#### [Records for processing]
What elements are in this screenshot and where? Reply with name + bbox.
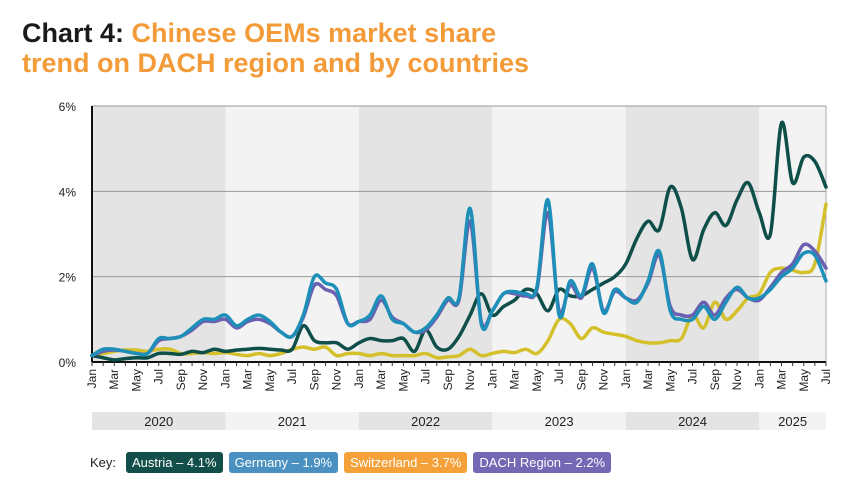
x-tick-label: Mar (641, 369, 655, 390)
x-tick-label: Mar (508, 369, 522, 390)
x-tick-label: Nov (330, 369, 344, 390)
year-label-band (358, 412, 493, 430)
x-tick-label: Jan (352, 369, 366, 388)
legend-dach: DACH Region – 2.2% (473, 452, 612, 473)
year-label: 2025 (778, 414, 807, 429)
y-tick-label: 6% (59, 100, 77, 114)
x-tick-label: Sep (441, 369, 455, 391)
x-tick-label: Jul (552, 369, 566, 384)
year-label: 2022 (411, 414, 440, 429)
x-tick-label: Nov (730, 369, 744, 390)
year-label: 2024 (678, 414, 707, 429)
title-prefix: Chart 4: (22, 18, 125, 48)
x-tick-label: Nov (463, 369, 477, 390)
year-band (358, 106, 493, 362)
year-label-band (225, 412, 359, 430)
x-tick-label: Jan (85, 369, 99, 388)
x-tick-label: Nov (597, 369, 611, 390)
legend-germany: Germany – 1.9% (228, 452, 339, 473)
series-line-switzerland (90, 202, 828, 360)
x-tick-label: May (263, 369, 277, 392)
series-line-germany (90, 198, 828, 358)
title-line1: Chinese OEMs market share (131, 18, 497, 48)
y-tick-label: 4% (59, 185, 77, 199)
year-band (492, 106, 626, 362)
series-line-austria (90, 120, 828, 362)
x-tick-label: Jul (152, 369, 166, 384)
year-label: 2021 (278, 414, 307, 429)
x-tick-label: Sep (708, 369, 722, 391)
x-tick-label: Sep (174, 369, 188, 391)
year-label-band (625, 412, 760, 430)
y-tick-label: 2% (59, 271, 77, 285)
x-tick-label: Sep (574, 369, 588, 391)
x-tick-label: May (396, 369, 410, 392)
x-tick-label: Jul (419, 369, 433, 384)
x-tick-label: Mar (241, 369, 255, 390)
chart-title: Chart 4: Chinese OEMs market share trend… (22, 18, 529, 78)
legend: Key: Austria – 4.1% Germany – 1.9% Switz… (90, 452, 612, 473)
legend-label: Key: (90, 455, 117, 470)
x-tick-label: Jan (485, 369, 499, 388)
x-tick-label: Jul (686, 369, 700, 384)
x-tick-label: Jul (819, 369, 833, 384)
legend-austria: Austria – 4.1% (126, 452, 223, 473)
x-tick-label: Nov (196, 369, 210, 390)
x-tick-label: Jul (285, 369, 299, 384)
x-tick-label: Mar (107, 369, 121, 390)
year-label: 2020 (144, 414, 173, 429)
x-tick-label: May (663, 369, 677, 392)
x-tick-label: May (797, 369, 811, 392)
year-label: 2023 (545, 414, 574, 429)
legend-switzerland: Switzerland – 3.7% (344, 452, 468, 473)
year-label-band (759, 412, 826, 430)
x-tick-label: Jan (218, 369, 232, 388)
x-tick-label: Jan (752, 369, 766, 388)
x-tick-label: Mar (775, 369, 789, 390)
year-band (625, 106, 760, 362)
year-label-band (492, 412, 626, 430)
x-tick-label: Jan (619, 369, 633, 388)
title-line2: trend on DACH region and by countries (22, 48, 530, 78)
y-tick-label: 0% (59, 356, 77, 370)
year-label-band (92, 412, 226, 430)
x-tick-label: Mar (374, 369, 388, 390)
year-band (92, 106, 226, 362)
x-tick-label: May (530, 369, 544, 392)
x-tick-label: May (129, 369, 143, 392)
x-tick-label: Sep (307, 369, 321, 391)
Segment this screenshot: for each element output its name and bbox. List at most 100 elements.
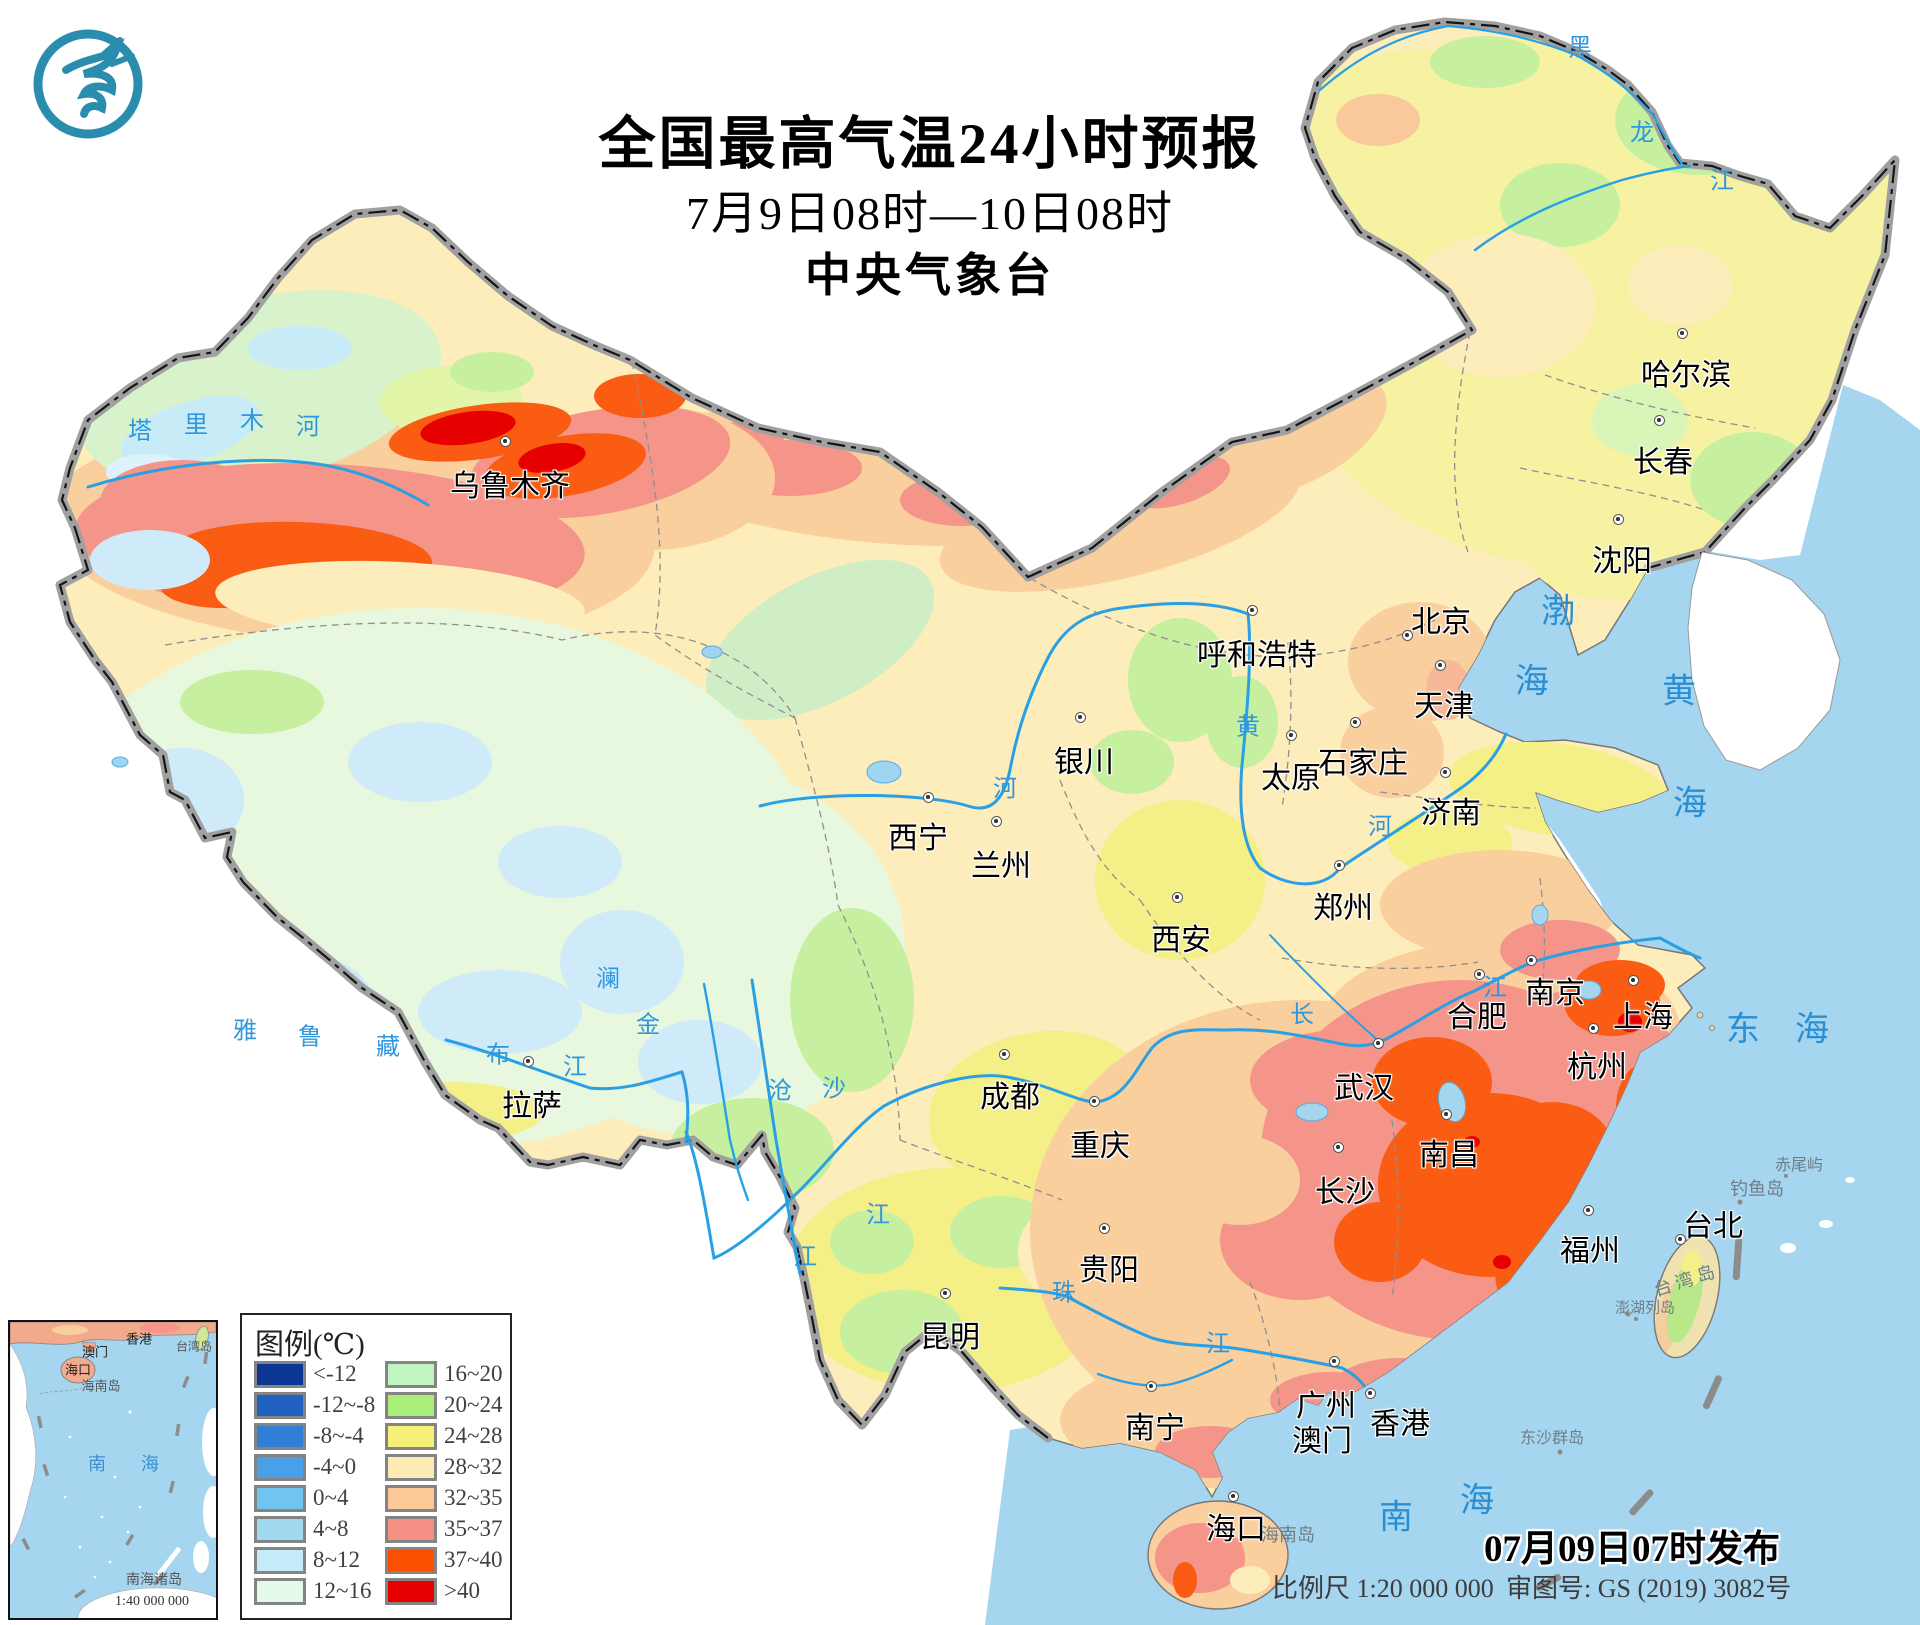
legend-item: 24~28	[385, 1422, 502, 1450]
legend-box: 图例(℃) <-12 -12~-8 -8~-4 -4~0 0~4 4~8 8~1…	[240, 1313, 512, 1620]
island-label-hainan: 海南岛	[1261, 1525, 1315, 1545]
city-dot-icon	[1333, 859, 1345, 871]
river-label-pearl: 珠	[1052, 1280, 1076, 1307]
city-label: 南昌	[1419, 1139, 1479, 1172]
river-label-yellow-river: 河	[1368, 814, 1392, 841]
city-dot-icon	[1440, 1108, 1452, 1120]
korea-landmass	[1687, 551, 1841, 771]
release-time: 07月09日07时发布	[1484, 1529, 1780, 1570]
sea-label-bohai: 海	[1515, 663, 1549, 701]
legend-swatch	[254, 1360, 306, 1388]
cma-logo	[33, 29, 143, 139]
city-label: 西安	[1151, 924, 1211, 957]
legend-swatch	[254, 1453, 306, 1481]
legend-item: 4~8	[254, 1515, 348, 1543]
island-label-dongsha: 东沙群岛	[1519, 1430, 1585, 1447]
city-label: 贵阳	[1079, 1254, 1139, 1287]
sea-label-east-china-sea: 海	[1795, 1011, 1829, 1049]
city-label: 澳门	[1292, 1425, 1352, 1458]
city-label: 拉萨	[502, 1090, 562, 1123]
city-label: 台北	[1683, 1210, 1743, 1243]
city-dot-icon	[922, 791, 934, 803]
legend-swatch	[254, 1546, 306, 1574]
city-dot-icon	[1587, 1022, 1599, 1034]
page-title: 全国最高气温24小时预报	[598, 113, 1262, 176]
city-label: 长春	[1633, 446, 1693, 479]
legend-item: -8~-4	[254, 1422, 364, 1450]
river-label-yellow-river: 河	[993, 776, 1017, 803]
city-dot-icon	[1098, 1222, 1110, 1234]
city-label: 武汉	[1334, 1072, 1394, 1105]
south-china-sea-inset: 香港 澳门 台湾岛 海口 海南岛 南 海 南海诸岛 1:40 000 000	[8, 1320, 218, 1620]
city-label: 福州	[1560, 1235, 1620, 1268]
city-label: 杭州	[1567, 1051, 1627, 1084]
sea-label-south-china-sea: 南	[1379, 1499, 1413, 1537]
province-borders	[164, 331, 1756, 1413]
city-label: 南宁	[1125, 1412, 1185, 1445]
river-label-lancang: 澜	[596, 966, 620, 993]
legend-item: -4~0	[254, 1453, 356, 1481]
agency-name: 中央气象台	[805, 250, 1055, 301]
city-dot-icon	[522, 1055, 534, 1067]
legend-swatch	[385, 1422, 437, 1450]
city-label: 济南	[1421, 797, 1481, 830]
city-dot-icon	[1612, 513, 1624, 525]
river-label-yarlung: 藏	[376, 1034, 400, 1061]
hainan-island	[1147, 1500, 1289, 1610]
city-label: 昆明	[920, 1321, 980, 1354]
legend-item: >40	[385, 1577, 480, 1605]
inset-label-taiwan: 台湾岛	[175, 1339, 213, 1354]
inset-label-south-sea: 海	[141, 1454, 159, 1474]
city-dot-icon	[1332, 1141, 1344, 1153]
small-islands	[1557, 1011, 1855, 1455]
inset-label-macau: 澳门	[81, 1344, 109, 1360]
city-dot-icon	[1349, 716, 1361, 728]
city-label: 广州	[1296, 1390, 1356, 1423]
city-dot-icon	[1088, 1095, 1100, 1107]
legend-item: 28~32	[385, 1453, 502, 1481]
river-label-jinsha: 沙	[822, 1076, 846, 1103]
inset-label-haikou: 海口	[64, 1362, 92, 1378]
city-label: 重庆	[1070, 1130, 1130, 1163]
river-label-yellow-river: 黄	[1236, 714, 1260, 741]
legend-item: -12~-8	[254, 1391, 375, 1419]
nine-dash-line	[1535, 1238, 1743, 1592]
title-block: 全国最高气温24小时预报 7月9日08时—10日08时 中央气象台	[460, 112, 1400, 304]
legend-item: <-12	[254, 1360, 357, 1388]
island-label-penghu: 澎湖列岛	[1614, 1300, 1676, 1317]
city-label: 北京	[1411, 606, 1471, 639]
island-label-diaoyu: 钓鱼岛	[1730, 1179, 1784, 1199]
river-label-tarim: 木	[240, 408, 264, 435]
inset-scale: 1:40 000 000	[115, 1594, 189, 1609]
city-dot-icon	[1372, 1037, 1384, 1049]
legend-swatch	[254, 1391, 306, 1419]
city-dot-icon	[1627, 974, 1639, 986]
city-dot-icon	[1246, 604, 1258, 616]
river-label-tarim: 塔	[128, 418, 152, 445]
sea-label-bohai: 渤	[1541, 593, 1575, 631]
city-dot-icon	[1074, 711, 1086, 723]
river-label-yangtze: 江	[1483, 975, 1507, 1002]
river-label-jinsha: 金	[636, 1012, 660, 1039]
legend-swatch	[385, 1546, 437, 1574]
city-dot-icon	[1674, 1233, 1686, 1245]
legend-swatch	[254, 1484, 306, 1512]
sea-label-yellow-sea: 黄	[1662, 673, 1696, 711]
legend-item: 35~37	[385, 1515, 502, 1543]
legend-title: 图例(℃)	[255, 1329, 365, 1361]
city-dot-icon	[1434, 659, 1446, 671]
river-label-heilongjiang: 黑	[1568, 35, 1592, 62]
inset-label-hainan: 海南岛	[81, 1378, 121, 1394]
city-label: 郑州	[1313, 892, 1373, 925]
legend-swatch	[254, 1515, 306, 1543]
city-dot-icon	[1653, 414, 1665, 426]
river-label-lancang: 沧	[768, 1078, 792, 1105]
legend-swatch	[385, 1360, 437, 1388]
river-label-yarlung: 江	[563, 1054, 587, 1081]
legend-item: 37~40	[385, 1546, 502, 1574]
legend-swatch	[254, 1577, 306, 1605]
river-label-jinsha: 江	[866, 1202, 890, 1229]
river-label-yarlung: 鲁	[298, 1024, 322, 1051]
river-label-tarim: 河	[296, 414, 320, 441]
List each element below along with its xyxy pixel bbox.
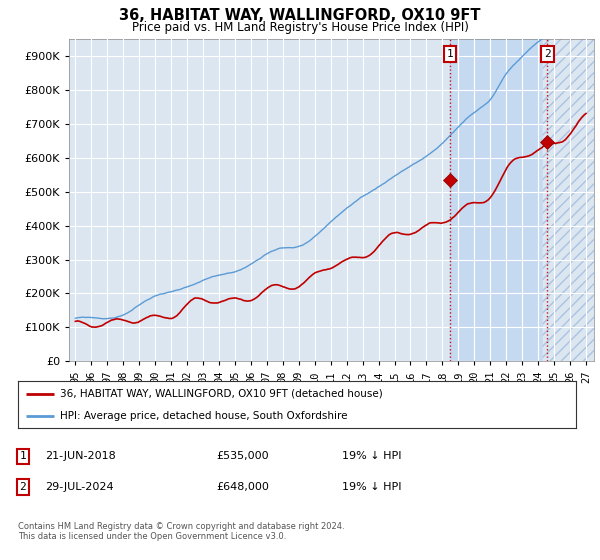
Bar (450, 39, 547, 361)
Text: 1: 1 (446, 49, 453, 59)
Text: 1: 1 (19, 451, 26, 461)
Text: 21-JUN-2018: 21-JUN-2018 (45, 451, 116, 461)
Text: 36, HABITAT WAY, WALLINGFORD, OX10 9FT (detached house): 36, HABITAT WAY, WALLINGFORD, OX10 9FT (… (60, 389, 383, 399)
Bar (547, 39, 594, 361)
Text: £648,000: £648,000 (216, 482, 269, 492)
Text: 2: 2 (19, 482, 26, 492)
Text: 19% ↓ HPI: 19% ↓ HPI (342, 482, 401, 492)
Text: HPI: Average price, detached house, South Oxfordshire: HPI: Average price, detached house, Sout… (60, 410, 347, 421)
Text: 19% ↓ HPI: 19% ↓ HPI (342, 451, 401, 461)
Text: 29-JUL-2024: 29-JUL-2024 (45, 482, 113, 492)
FancyBboxPatch shape (542, 39, 599, 361)
Text: Price paid vs. HM Land Registry's House Price Index (HPI): Price paid vs. HM Land Registry's House … (131, 21, 469, 34)
Text: 36, HABITAT WAY, WALLINGFORD, OX10 9FT: 36, HABITAT WAY, WALLINGFORD, OX10 9FT (119, 8, 481, 24)
Text: Contains HM Land Registry data © Crown copyright and database right 2024.
This d: Contains HM Land Registry data © Crown c… (18, 522, 344, 542)
Text: £535,000: £535,000 (216, 451, 269, 461)
Text: 2: 2 (544, 49, 551, 59)
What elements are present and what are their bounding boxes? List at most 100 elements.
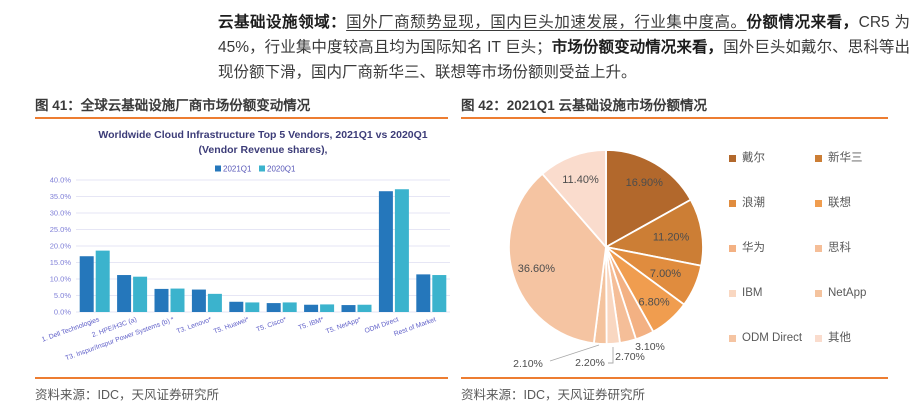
pie-legend-swatch [729,245,736,252]
pie-legend-item: 联想 [815,197,901,242]
pie-data-label: 11.20% [653,232,690,244]
figure-42-source: 资料来源：IDC，天风证券研究所 [461,388,646,402]
pie-legend-item: 新华三 [815,152,901,197]
pie-legend-label: 联想 [828,197,851,209]
bar-2021Q1 [416,274,431,312]
pie-legend-label: 浪潮 [742,197,765,209]
pie-legend-item: ODM Direct [729,332,815,377]
pie-legend-label: ODM Direct [742,332,803,344]
bar-2021Q1 [229,301,244,312]
bar-2021Q1 [304,304,319,312]
pie-slice-9 [541,149,607,250]
pie-legend-swatch [815,335,822,342]
figure-42-top-rule [461,117,888,119]
paragraph-underlined-text: 国外厂商颓势显现，国内巨头加速发展，行业集中度高。 [346,14,747,31]
x-axis-tick-label: T5. NetApp* [325,316,363,335]
pie-slice-1 [603,198,704,267]
bar-2021Q1 [191,289,206,312]
pie-data-label: 3.10% [635,341,665,353]
x-axis-tick-label: T3. Lenovo* [176,316,213,335]
bar-2020Q1 [133,276,148,312]
pie-legend-swatch [815,290,822,297]
bar-2020Q1 [394,189,409,312]
y-axis-tick-label: 5.0% [54,291,71,300]
pie-data-label: 2.20% [575,357,605,369]
figure-42-bottom-rule [461,377,888,379]
pie-data-label: 11.40% [562,174,599,186]
bar-2020Q1 [170,288,185,312]
bar-legend-swatch [259,165,265,172]
figure-41-source: 资料来源：IDC，天风证券研究所 [35,388,220,402]
x-axis-tick-label: T5. IBM* [298,316,326,332]
figure-41-top-rule [35,117,448,119]
leader-line [549,344,600,362]
pie-legend-label: 其他 [828,332,851,344]
y-axis-tick-label: 0.0% [54,308,71,317]
paragraph-cr5-text: CR5 为 45%，行业集中度较高且均为国际知名 IT 巨头； [218,14,910,56]
bar-chart-title: Worldwide Cloud Infrastructure Top 5 Ven… [98,129,427,141]
bar-2021Q1 [266,303,281,312]
bar-2020Q1 [282,302,297,312]
bar-2021Q1 [117,275,132,312]
pie-slice-8 [508,172,607,345]
pie-legend-swatch [815,200,822,207]
pie-legend-swatch [729,200,736,207]
pie-legend: 戴尔 新华三浪潮 联想华为 思科 IBM NetApp ODM Direct 其他 [729,152,911,377]
paragraph-bold-lead: 云基础设施领域： [218,14,347,31]
paragraph-rest-text: 国外巨头如戴尔、思科等出现份额下滑，国内厂商新华三、联想等市场份额则受益上升。 [218,39,910,81]
pie-legend-item: NetApp [815,287,901,332]
pie-legend-swatch [729,155,736,162]
pie-chart: 16.90% 11.20% 7.00% 6.80% 3.10%2.70% 2.20% 2.1… [508,149,704,370]
pie-legend-item: 戴尔 [729,152,815,197]
bar-2020Q1 [320,304,335,312]
y-axis-tick-label: 10.0% [50,275,72,284]
pie-legend-item: 华为 [729,242,815,287]
leader-line [608,347,614,364]
figure-42-caption: 图 42：2021Q1 云基础设施市场份额情况 [461,98,708,113]
pie-data-label: 16.90% [626,177,664,189]
figure-41-caption: 图 41：全球云基础设施厂商市场份额变动情况 [35,98,311,113]
paragraph-bold-change: 市场份额变动情况来看， [551,39,724,56]
x-axis-tick-label: Rest of Market [393,316,437,338]
pie-data-label: 7.00% [650,268,681,280]
bar-legend-swatch [215,165,221,172]
bar-chart: Worldwide Cloud Infrastructure Top 5 Ven… [41,129,450,362]
y-axis-tick-label: 25.0% [50,225,72,234]
bar-2021Q1 [378,191,393,312]
summary-paragraph: 云基础设施领域：国外厂商颓势显现，国内巨头加速发展，行业集中度高。份额情况来看，… [218,10,910,85]
y-axis-tick-label: 40.0% [50,176,72,185]
pie-legend-item: 其他 [815,332,901,377]
pie-legend-label: NetApp [828,287,867,299]
paragraph-bold-share: 份额情况来看， [746,14,859,31]
pie-legend-swatch [729,335,736,342]
y-axis-tick-label: 30.0% [50,209,72,218]
bar-2020Q1 [95,250,110,312]
pie-legend-label: 思科 [828,242,851,254]
pie-slice-0 [605,149,692,249]
pie-legend-swatch [815,245,822,252]
pie-legend-item: 浪潮 [729,197,815,242]
y-axis-tick-label: 15.0% [50,258,72,267]
bar-2020Q1 [245,302,260,312]
bar-2021Q1 [79,256,94,312]
pie-legend-swatch [729,290,736,297]
pie-legend-swatch [815,155,822,162]
bar-2021Q1 [154,288,169,312]
bar-2020Q1 [207,293,222,312]
pie-legend-label: IBM [742,287,763,299]
x-axis-tick-label: 1. Dell Technologies [41,316,101,344]
pie-data-label: 2.70% [615,351,645,363]
y-axis-tick-label: 20.0% [50,242,72,251]
bar-2020Q1 [432,275,447,312]
bar-2021Q1 [341,305,356,312]
pie-data-label: 36.60% [518,263,556,275]
pie-legend-item: 思科 [815,242,901,287]
figure-41-bottom-rule [35,377,448,379]
pie-legend-label: 戴尔 [742,152,765,164]
pie-data-label: 6.80% [638,297,669,309]
pie-data-label: 2.10% [513,358,543,370]
bar-legend-label: 2020Q1 [267,165,296,174]
pie-legend-label: 新华三 [828,152,863,164]
x-axis-tick-label: T5. Cisco* [256,316,288,333]
bar-legend-label: 2021Q1 [223,165,252,174]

#### [What is asked]
Retype the lines starting with the line that contains "x-tick-label: Mar (641, 369, 655, 390)" and going on through the line that contains "x-tick-label: Jan (85, 369, 99, 388)".

#### [Output below]
x-tick-label: Mar (641, 369, 655, 390)
x-tick-label: Mar (508, 369, 522, 390)
x-tick-label: Nov (330, 369, 344, 390)
year-label-band (358, 412, 493, 430)
x-tick-label: Jan (352, 369, 366, 388)
legend-dach: DACH Region – 2.2% (473, 452, 612, 473)
year-label: 2025 (778, 414, 807, 429)
y-tick-label: 6% (59, 100, 77, 114)
x-tick-label: Sep (441, 369, 455, 391)
x-tick-label: Jul (552, 369, 566, 384)
year-label: 2022 (411, 414, 440, 429)
x-tick-label: Nov (730, 369, 744, 390)
year-label: 2024 (678, 414, 707, 429)
title-prefix: Chart 4: (22, 18, 125, 48)
x-tick-label: Nov (463, 369, 477, 390)
year-band (358, 106, 493, 362)
year-label-band (225, 412, 359, 430)
x-tick-label: Jan (85, 369, 99, 388)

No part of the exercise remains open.